» Supplied data
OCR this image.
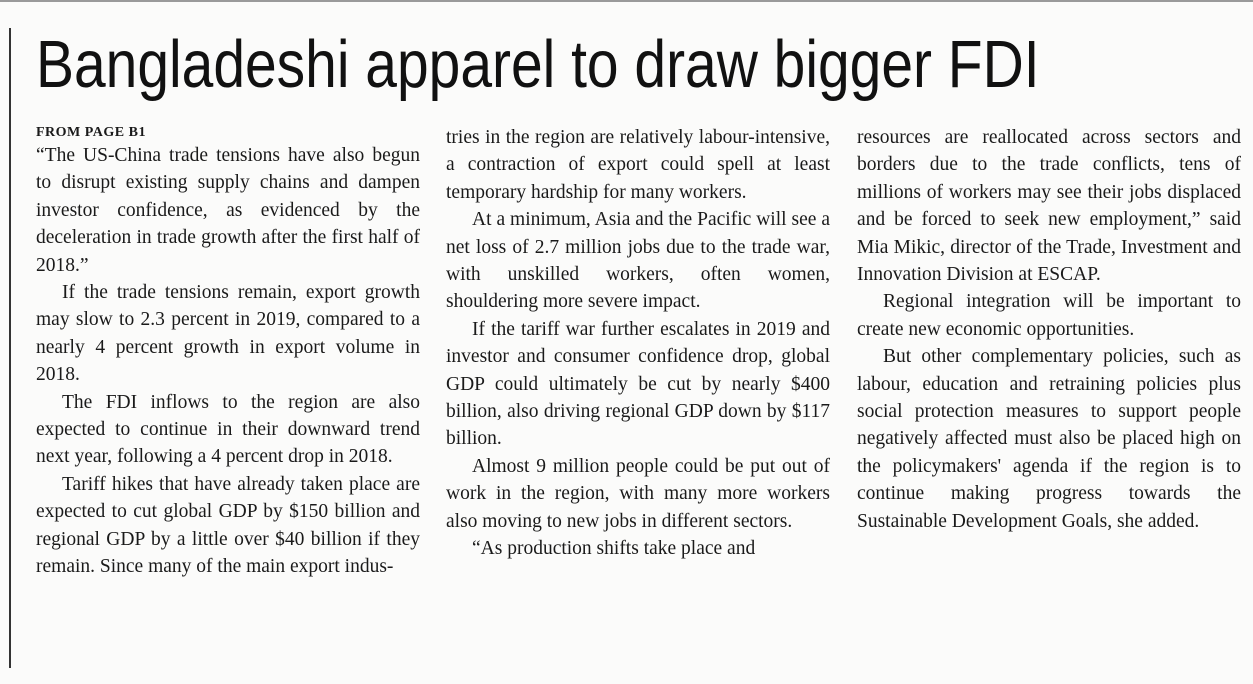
Bangladeshi apparel to draw bigger FDI
FROM PAGE B1

“The US-China trade tensions have also begun to disrupt existing supply chains and dampen investor confidence, as evidenced by the deceleration in trade growth after the first half of 2018.”

If the trade tensions remain, export growth may slow to 2.3 percent in 2019, compared to a nearly 4 percent growth in export volume in 2018.

The FDI inflows to the region are also expected to continue in their downward trend next year, following a 4 percent drop in 2018.

Tariff hikes that have already taken place are expected to cut global GDP by $150 billion and regional GDP by a little over $40 billion if they remain. Since many of the main export indus-

tries in the region are relatively labour-intensive, a contraction of export could spell at least temporary hardship for many workers.

At a minimum, Asia and the Pacific will see a net loss of 2.7 million jobs due to the trade war, with unskilled workers, often women, shouldering more severe impact.

If the tariff war further escalates in 2019 and investor and consumer confidence drop, global GDP could ultimately be cut by nearly $400 billion, also driving regional GDP down by $117 billion.

Almost 9 million people could be put out of work in the region, with many more workers also moving to new jobs in different sectors.

“As production shifts take place and

resources are reallocated across sectors and borders due to the trade conflicts, tens of millions of workers may see their jobs displaced and be forced to seek new employment,” said Mia Mikic, director of the Trade, Investment and Innovation Division at ESCAP.

Regional integration will be important to create new economic opportunities.

But other complementary policies, such as labour, education and retraining policies plus social protection measures to support people negatively affected must also be placed high on the policymakers' agenda if the region is to continue making progress towards the Sustainable Development Goals, she added.
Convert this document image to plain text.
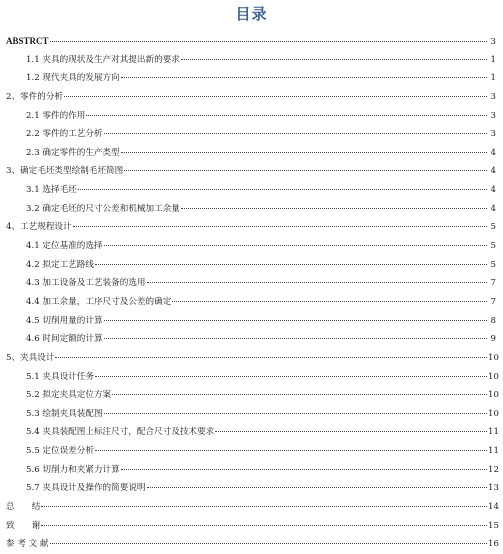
目录
ABSTRCT	3
1.1 夹具的现状及生产对其提出新的要求	1
1.2 现代夹具的发展方向	1
2、零件的分析	3
2.1 零件的作用	3
2.2 零件的工艺分析	3
2.3 确定零件的生产类型	4
3、确定毛坯类型绘制毛坯简图	4
3.1 选择毛坯	4
3.2 确定毛坯的尺寸公差和机械加工余量	4
4、工艺规程设计	5
4.1 定位基准的选择	5
4.2 拟定工艺路线	5
4.3 加工设备及工艺装备的选用	7
4.4 加工余量，工序尺寸及公差的确定	7
4.5 切削用量的计算	8
4.6 时间定额的计算	9
5、夹具设计	10
5.1 夹具设计任务	10
5.2 拟定夹具定位方案	10
5.3 绘制夹具装配图	10
5.4 夹具装配图上标注尺寸，配合尺寸及技术要求	11
5.5 定位误差分析	11
5.6 切削力和夹紧力计算	12
5.7 夹具设计及操作的简要说明	13
总　　结	14
致　　谢	15
参 考 文 献	16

» The request
Output exactly the lines from the line with "Convert this document image to plain text." to the last line of the records, including both, and leave every picture out.

» Solution to this problem
Convert this document image to plain text.
目录
ABSTRCT	3
1.1 夹具的现状及生产对其提出新的要求	1
1.2 现代夹具的发展方向	1
2、零件的分析	3
2.1 零件的作用	3
2.2 零件的工艺分析	3
2.3 确定零件的生产类型	4
3、确定毛坯类型绘制毛坯简图	4
3.1 选择毛坯	4
3.2 确定毛坯的尺寸公差和机械加工余量	4
4、工艺规程设计	5
4.1 定位基准的选择	5
4.2 拟定工艺路线	5
4.3 加工设备及工艺装备的选用	7
4.4 加工余量，工序尺寸及公差的确定	7
4.5 切削用量的计算	8
4.6 时间定额的计算	9
5、夹具设计	10
5.1 夹具设计任务	10
5.2 拟定夹具定位方案	10
5.3 绘制夹具装配图	10
5.4 夹具装配图上标注尺寸，配合尺寸及技术要求	11
5.5 定位误差分析	11
5.6 切削力和夹紧力计算	12
5.7 夹具设计及操作的简要说明	13
总　　结	14
致　　谢	15
参 考 文 献	16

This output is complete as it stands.